(Rows from a dataset)

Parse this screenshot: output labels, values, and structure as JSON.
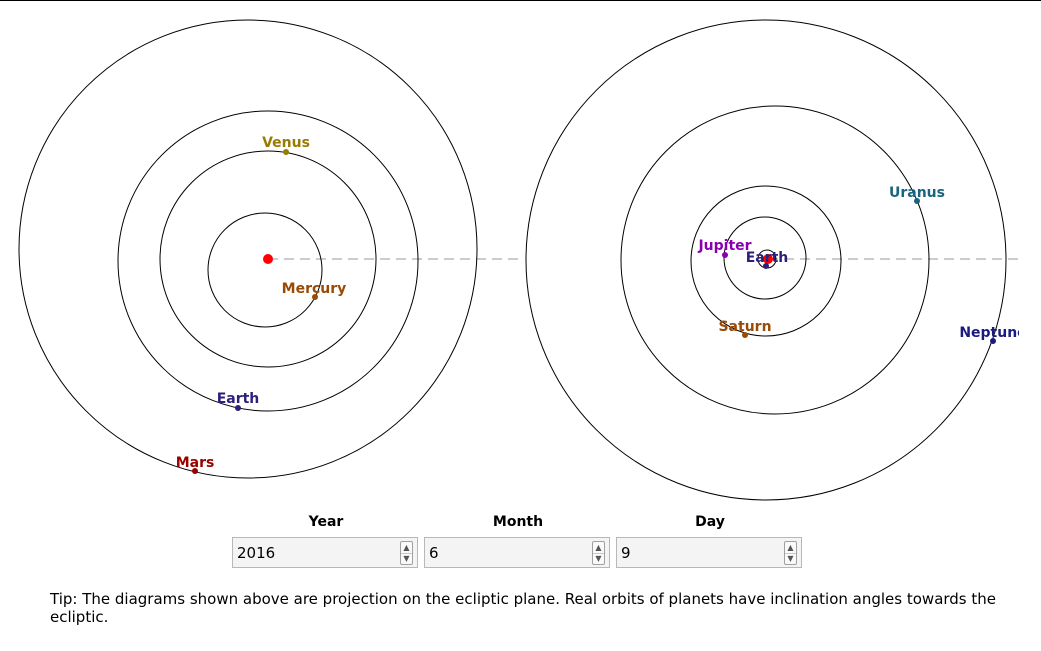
{
  "colors": {
    "sun": "#ff0000",
    "orbit": "#000000",
    "ecliptic_line": "#bbbbbb",
    "mercury": "#9a4a05",
    "venus": "#9a7a00",
    "earth": "#2e1f7a",
    "mars": "#9a0000",
    "jupiter": "#8a00b0",
    "saturn": "#9a4a05",
    "uranus": "#1a6480",
    "neptune": "#1a1a80"
  },
  "inner_diagram": {
    "planets": [
      {
        "label": "Venus",
        "color": "venus"
      },
      {
        "label": "Mercury",
        "color": "mercury"
      },
      {
        "label": "Earth",
        "color": "earth"
      },
      {
        "label": "Mars",
        "color": "mars"
      }
    ]
  },
  "outer_diagram": {
    "planets": [
      {
        "label": "Uranus",
        "color": "uranus"
      },
      {
        "label": "Jupiter",
        "color": "jupiter"
      },
      {
        "label": "Earth",
        "color": "earth"
      },
      {
        "label": "Saturn",
        "color": "saturn"
      },
      {
        "label": "Neptune",
        "color": "neptune"
      }
    ]
  },
  "date_controls": {
    "year": {
      "label": "Year",
      "value": "2016"
    },
    "month": {
      "label": "Month",
      "value": "6"
    },
    "day": {
      "label": "Day",
      "value": "9"
    }
  },
  "tip": "Tip: The diagrams shown above are projection on the ecliptic plane. Real orbits of planets have inclination angles towards the ecliptic."
}
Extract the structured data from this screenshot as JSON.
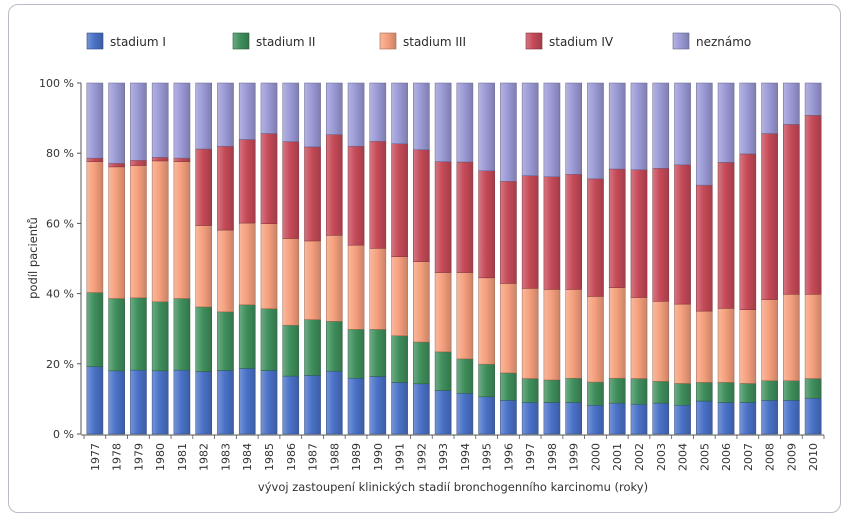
{
  "chart_data": {
    "type": "bar",
    "stacked": true,
    "categories": [
      "1977",
      "1978",
      "1979",
      "1980",
      "1981",
      "1982",
      "1983",
      "1984",
      "1985",
      "1986",
      "1987",
      "1988",
      "1989",
      "1990",
      "1991",
      "1992",
      "1993",
      "1994",
      "1995",
      "1996",
      "1997",
      "1998",
      "1999",
      "2000",
      "2001",
      "2002",
      "2003",
      "2004",
      "2005",
      "2006",
      "2007",
      "2008",
      "2009",
      "2010"
    ],
    "series": [
      {
        "name": "stadium I",
        "color": "#4a72c8",
        "values": [
          19.2,
          18.0,
          18.2,
          18.0,
          18.2,
          17.8,
          18.1,
          18.7,
          18.1,
          16.5,
          16.7,
          17.9,
          15.9,
          16.4,
          14.7,
          14.3,
          12.4,
          11.6,
          10.6,
          9.6,
          9.0,
          9.0,
          9.0,
          8.2,
          8.8,
          8.5,
          8.8,
          8.2,
          9.4,
          9.0,
          9.0,
          9.6,
          9.6,
          10.2
        ]
      },
      {
        "name": "stadium II",
        "color": "#3f8f5c",
        "values": [
          21.1,
          20.6,
          20.6,
          19.7,
          20.4,
          18.4,
          16.7,
          18.1,
          17.6,
          14.5,
          15.9,
          14.2,
          13.9,
          13.4,
          13.3,
          11.9,
          11.0,
          9.8,
          9.3,
          7.8,
          6.8,
          6.4,
          6.9,
          6.6,
          7.1,
          7.3,
          6.2,
          6.2,
          5.3,
          5.7,
          5.4,
          5.6,
          5.6,
          5.6
        ]
      },
      {
        "name": "stadium III",
        "color": "#f6a07d",
        "values": [
          37.3,
          37.5,
          37.7,
          40.1,
          39.0,
          23.2,
          23.3,
          23.3,
          24.2,
          24.7,
          22.4,
          24.5,
          24.0,
          23.1,
          22.5,
          22.9,
          22.6,
          24.6,
          24.6,
          25.5,
          25.7,
          25.8,
          25.3,
          24.4,
          25.8,
          23.1,
          22.8,
          22.6,
          20.3,
          21.1,
          21.0,
          23.1,
          24.6,
          24.0
        ]
      },
      {
        "name": "stadium IV",
        "color": "#c64a58",
        "values": [
          1.0,
          1.0,
          1.5,
          1.0,
          1.0,
          21.8,
          23.9,
          23.8,
          25.7,
          27.6,
          26.8,
          28.7,
          28.2,
          30.5,
          32.2,
          31.9,
          31.6,
          31.5,
          30.5,
          29.1,
          32.1,
          32.1,
          32.8,
          33.5,
          33.8,
          36.4,
          37.9,
          39.7,
          35.9,
          41.6,
          44.4,
          47.3,
          48.4,
          51.0
        ]
      },
      {
        "name": "neznámo",
        "color": "#9b9ad6",
        "values": [
          21.4,
          22.9,
          22.0,
          21.2,
          21.4,
          18.8,
          18.0,
          16.1,
          14.4,
          16.7,
          18.2,
          14.7,
          18.0,
          16.6,
          17.3,
          19.0,
          22.4,
          22.5,
          25.0,
          28.0,
          26.4,
          26.7,
          26.0,
          27.3,
          24.5,
          24.7,
          24.3,
          23.3,
          29.1,
          22.6,
          20.2,
          14.4,
          11.8,
          9.2
        ]
      }
    ],
    "ylim": [
      0,
      100
    ],
    "yticks": [
      "0 %",
      "20 %",
      "40 %",
      "60 %",
      "80 %",
      "100 %"
    ],
    "ylabel": "podíl pacientů",
    "xlabel": "vývoj zastoupení klinických stadií bronchogenního karcinomu (roky)",
    "legend_position": "top",
    "grid": false
  }
}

== Task brief ==
Copy every record character for character. Skip the pictures.

== Answer below ==
Parse this screenshot: output labels, values, and structure as JSON.
{
  "colors": {
    "sun": "#ff0000",
    "orbit": "#000000",
    "ecliptic_line": "#bbbbbb",
    "mercury": "#9a4a05",
    "venus": "#9a7a00",
    "earth": "#2e1f7a",
    "mars": "#9a0000",
    "jupiter": "#8a00b0",
    "saturn": "#9a4a05",
    "uranus": "#1a6480",
    "neptune": "#1a1a80"
  },
  "inner_diagram": {
    "planets": [
      {
        "label": "Venus",
        "color": "venus"
      },
      {
        "label": "Mercury",
        "color": "mercury"
      },
      {
        "label": "Earth",
        "color": "earth"
      },
      {
        "label": "Mars",
        "color": "mars"
      }
    ]
  },
  "outer_diagram": {
    "planets": [
      {
        "label": "Uranus",
        "color": "uranus"
      },
      {
        "label": "Jupiter",
        "color": "jupiter"
      },
      {
        "label": "Earth",
        "color": "earth"
      },
      {
        "label": "Saturn",
        "color": "saturn"
      },
      {
        "label": "Neptune",
        "color": "neptune"
      }
    ]
  },
  "date_controls": {
    "year": {
      "label": "Year",
      "value": "2016"
    },
    "month": {
      "label": "Month",
      "value": "6"
    },
    "day": {
      "label": "Day",
      "value": "9"
    }
  },
  "tip": "Tip: The diagrams shown above are projection on the ecliptic plane. Real orbits of planets have inclination angles towards the ecliptic."
}
Extract the structured data from this screenshot as JSON.
{
  "chart_data": {
    "type": "bar",
    "stacked": true,
    "categories": [
      "1977",
      "1978",
      "1979",
      "1980",
      "1981",
      "1982",
      "1983",
      "1984",
      "1985",
      "1986",
      "1987",
      "1988",
      "1989",
      "1990",
      "1991",
      "1992",
      "1993",
      "1994",
      "1995",
      "1996",
      "1997",
      "1998",
      "1999",
      "2000",
      "2001",
      "2002",
      "2003",
      "2004",
      "2005",
      "2006",
      "2007",
      "2008",
      "2009",
      "2010"
    ],
    "series": [
      {
        "name": "stadium I",
        "color": "#4a72c8",
        "values": [
          19.2,
          18.0,
          18.2,
          18.0,
          18.2,
          17.8,
          18.1,
          18.7,
          18.1,
          16.5,
          16.7,
          17.9,
          15.9,
          16.4,
          14.7,
          14.3,
          12.4,
          11.6,
          10.6,
          9.6,
          9.0,
          9.0,
          9.0,
          8.2,
          8.8,
          8.5,
          8.8,
          8.2,
          9.4,
          9.0,
          9.0,
          9.6,
          9.6,
          10.2
        ]
      },
      {
        "name": "stadium II",
        "color": "#3f8f5c",
        "values": [
          21.1,
          20.6,
          20.6,
          19.7,
          20.4,
          18.4,
          16.7,
          18.1,
          17.6,
          14.5,
          15.9,
          14.2,
          13.9,
          13.4,
          13.3,
          11.9,
          11.0,
          9.8,
          9.3,
          7.8,
          6.8,
          6.4,
          6.9,
          6.6,
          7.1,
          7.3,
          6.2,
          6.2,
          5.3,
          5.7,
          5.4,
          5.6,
          5.6,
          5.6
        ]
      },
      {
        "name": "stadium III",
        "color": "#f6a07d",
        "values": [
          37.3,
          37.5,
          37.7,
          40.1,
          39.0,
          23.2,
          23.3,
          23.3,
          24.2,
          24.7,
          22.4,
          24.5,
          24.0,
          23.1,
          22.5,
          22.9,
          22.6,
          24.6,
          24.6,
          25.5,
          25.7,
          25.8,
          25.3,
          24.4,
          25.8,
          23.1,
          22.8,
          22.6,
          20.3,
          21.1,
          21.0,
          23.1,
          24.6,
          24.0
        ]
      },
      {
        "name": "stadium IV",
        "color": "#c64a58",
        "values": [
          1.0,
          1.0,
          1.5,
          1.0,
          1.0,
          21.8,
          23.9,
          23.8,
          25.7,
          27.6,
          26.8,
          28.7,
          28.2,
          30.5,
          32.2,
          31.9,
          31.6,
          31.5,
          30.5,
          29.1,
          32.1,
          32.1,
          32.8,
          33.5,
          33.8,
          36.4,
          37.9,
          39.7,
          35.9,
          41.6,
          44.4,
          47.3,
          48.4,
          51.0
        ]
      },
      {
        "name": "neznámo",
        "color": "#9b9ad6",
        "values": [
          21.4,
          22.9,
          22.0,
          21.2,
          21.4,
          18.8,
          18.0,
          16.1,
          14.4,
          16.7,
          18.2,
          14.7,
          18.0,
          16.6,
          17.3,
          19.0,
          22.4,
          22.5,
          25.0,
          28.0,
          26.4,
          26.7,
          26.0,
          27.3,
          24.5,
          24.7,
          24.3,
          23.3,
          29.1,
          22.6,
          20.2,
          14.4,
          11.8,
          9.2
        ]
      }
    ],
    "ylim": [
      0,
      100
    ],
    "yticks": [
      "0 %",
      "20 %",
      "40 %",
      "60 %",
      "80 %",
      "100 %"
    ],
    "ylabel": "podíl pacientů",
    "xlabel": "vývoj zastoupení klinických stadií bronchogenního karcinomu (roky)",
    "legend_position": "top",
    "grid": false
  }
}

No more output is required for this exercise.